• Task to complete
Identify every line in the records below that contains the word "BBVA", and copy each of those lines.
BEGIN
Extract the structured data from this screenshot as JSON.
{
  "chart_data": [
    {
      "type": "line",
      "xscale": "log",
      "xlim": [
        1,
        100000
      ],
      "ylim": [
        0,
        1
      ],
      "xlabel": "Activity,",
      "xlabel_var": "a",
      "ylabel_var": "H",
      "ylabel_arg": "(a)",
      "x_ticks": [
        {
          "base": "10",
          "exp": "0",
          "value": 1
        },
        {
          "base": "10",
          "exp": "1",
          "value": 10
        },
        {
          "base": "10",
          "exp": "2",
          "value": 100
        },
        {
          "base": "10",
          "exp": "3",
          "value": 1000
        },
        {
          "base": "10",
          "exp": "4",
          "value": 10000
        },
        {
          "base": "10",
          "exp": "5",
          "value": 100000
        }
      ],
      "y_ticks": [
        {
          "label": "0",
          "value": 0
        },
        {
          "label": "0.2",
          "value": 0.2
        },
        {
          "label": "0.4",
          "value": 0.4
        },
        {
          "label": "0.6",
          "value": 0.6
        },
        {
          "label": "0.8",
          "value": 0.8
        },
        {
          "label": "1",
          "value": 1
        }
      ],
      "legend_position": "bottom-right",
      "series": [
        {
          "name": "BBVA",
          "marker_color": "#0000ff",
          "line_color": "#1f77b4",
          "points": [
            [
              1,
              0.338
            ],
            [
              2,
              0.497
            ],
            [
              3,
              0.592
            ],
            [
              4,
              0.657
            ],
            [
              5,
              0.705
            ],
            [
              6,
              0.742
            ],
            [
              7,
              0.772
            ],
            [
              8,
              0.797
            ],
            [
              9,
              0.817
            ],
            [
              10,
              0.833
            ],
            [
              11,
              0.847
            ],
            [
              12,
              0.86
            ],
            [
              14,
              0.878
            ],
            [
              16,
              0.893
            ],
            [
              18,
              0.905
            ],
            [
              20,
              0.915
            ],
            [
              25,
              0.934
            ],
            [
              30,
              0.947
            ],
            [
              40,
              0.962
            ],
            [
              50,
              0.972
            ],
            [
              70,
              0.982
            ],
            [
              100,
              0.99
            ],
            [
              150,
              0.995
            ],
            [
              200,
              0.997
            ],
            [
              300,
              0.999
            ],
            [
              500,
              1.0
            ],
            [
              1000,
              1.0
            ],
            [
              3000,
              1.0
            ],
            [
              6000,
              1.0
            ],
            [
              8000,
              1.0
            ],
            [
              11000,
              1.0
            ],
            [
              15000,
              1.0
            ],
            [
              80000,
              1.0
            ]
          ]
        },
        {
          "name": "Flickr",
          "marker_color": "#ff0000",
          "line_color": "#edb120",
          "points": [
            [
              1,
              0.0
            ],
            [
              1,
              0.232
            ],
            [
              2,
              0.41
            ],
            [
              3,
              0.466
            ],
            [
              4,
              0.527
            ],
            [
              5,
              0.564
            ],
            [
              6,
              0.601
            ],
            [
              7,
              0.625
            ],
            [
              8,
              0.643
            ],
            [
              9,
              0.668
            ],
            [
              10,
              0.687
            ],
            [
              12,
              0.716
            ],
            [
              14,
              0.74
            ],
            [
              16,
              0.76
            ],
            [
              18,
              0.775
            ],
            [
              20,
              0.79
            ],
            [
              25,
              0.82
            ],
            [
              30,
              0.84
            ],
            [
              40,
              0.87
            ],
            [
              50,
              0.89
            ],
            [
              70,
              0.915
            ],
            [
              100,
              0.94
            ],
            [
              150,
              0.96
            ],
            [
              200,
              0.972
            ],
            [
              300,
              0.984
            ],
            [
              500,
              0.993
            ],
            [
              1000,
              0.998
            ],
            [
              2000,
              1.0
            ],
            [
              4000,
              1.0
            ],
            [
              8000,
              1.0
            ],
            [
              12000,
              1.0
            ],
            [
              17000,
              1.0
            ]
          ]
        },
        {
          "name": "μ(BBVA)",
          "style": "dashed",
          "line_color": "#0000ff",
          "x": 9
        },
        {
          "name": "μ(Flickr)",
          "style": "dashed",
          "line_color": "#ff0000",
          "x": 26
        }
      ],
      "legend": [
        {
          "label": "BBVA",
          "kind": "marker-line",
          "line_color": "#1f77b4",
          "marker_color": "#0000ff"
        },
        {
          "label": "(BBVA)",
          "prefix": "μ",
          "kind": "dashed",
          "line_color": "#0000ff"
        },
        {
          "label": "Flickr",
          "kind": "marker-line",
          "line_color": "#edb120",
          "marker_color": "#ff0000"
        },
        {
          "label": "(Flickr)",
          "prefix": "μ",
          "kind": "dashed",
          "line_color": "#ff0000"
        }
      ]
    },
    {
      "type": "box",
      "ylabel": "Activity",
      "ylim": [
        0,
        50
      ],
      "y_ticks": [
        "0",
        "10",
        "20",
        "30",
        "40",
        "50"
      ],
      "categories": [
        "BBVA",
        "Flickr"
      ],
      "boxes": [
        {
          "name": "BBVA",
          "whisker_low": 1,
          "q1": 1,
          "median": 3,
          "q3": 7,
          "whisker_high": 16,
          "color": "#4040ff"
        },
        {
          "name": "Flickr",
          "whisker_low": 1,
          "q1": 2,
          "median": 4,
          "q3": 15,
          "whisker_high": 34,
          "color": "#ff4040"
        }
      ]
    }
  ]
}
END
• Exercise response
          "name": "BBVA",
          "name": "μ(BBVA)",
          "label": "BBVA",
          "label": "(BBVA)",
        "BBVA",
          "name": "BBVA",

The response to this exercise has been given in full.